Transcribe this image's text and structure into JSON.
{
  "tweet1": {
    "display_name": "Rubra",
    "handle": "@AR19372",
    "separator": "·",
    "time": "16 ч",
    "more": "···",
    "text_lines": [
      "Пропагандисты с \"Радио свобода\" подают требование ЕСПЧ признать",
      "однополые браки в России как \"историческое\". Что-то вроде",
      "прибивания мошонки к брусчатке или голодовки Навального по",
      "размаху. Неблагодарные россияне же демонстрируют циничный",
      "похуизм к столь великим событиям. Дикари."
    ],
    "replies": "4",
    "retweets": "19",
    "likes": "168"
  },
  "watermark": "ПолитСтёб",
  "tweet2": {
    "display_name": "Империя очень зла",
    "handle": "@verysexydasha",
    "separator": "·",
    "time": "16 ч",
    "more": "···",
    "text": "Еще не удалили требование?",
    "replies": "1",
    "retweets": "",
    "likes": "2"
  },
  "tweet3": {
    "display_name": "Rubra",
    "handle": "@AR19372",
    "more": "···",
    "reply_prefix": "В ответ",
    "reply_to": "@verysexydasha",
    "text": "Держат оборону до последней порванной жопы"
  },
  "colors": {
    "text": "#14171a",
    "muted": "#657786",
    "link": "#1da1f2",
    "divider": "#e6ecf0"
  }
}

Task to carry out =
What do the records say? Quote them all exactly.

Response to the task =
Transcribe this image's text and structure into JSON.
{
  "tweet1": {
    "display_name": "Rubra",
    "handle": "@AR19372",
    "separator": "·",
    "time": "16 ч",
    "more": "···",
    "text_lines": [
      "Пропагандисты с \"Радио свобода\" подают требование ЕСПЧ признать",
      "однополые браки в России как \"историческое\". Что-то вроде",
      "прибивания мошонки к брусчатке или голодовки Навального по",
      "размаху. Неблагодарные россияне же демонстрируют циничный",
      "похуизм к столь великим событиям. Дикари."
    ],
    "replies": "4",
    "retweets": "19",
    "likes": "168"
  },
  "watermark": "ПолитСтёб",
  "tweet2": {
    "display_name": "Империя очень зла",
    "handle": "@verysexydasha",
    "separator": "·",
    "time": "16 ч",
    "more": "···",
    "text": "Еще не удалили требование?",
    "replies": "1",
    "retweets": "",
    "likes": "2"
  },
  "tweet3": {
    "display_name": "Rubra",
    "handle": "@AR19372",
    "more": "···",
    "reply_prefix": "В ответ",
    "reply_to": "@verysexydasha",
    "text": "Держат оборону до последней порванной жопы"
  },
  "colors": {
    "text": "#14171a",
    "muted": "#657786",
    "link": "#1da1f2",
    "divider": "#e6ecf0"
  }
}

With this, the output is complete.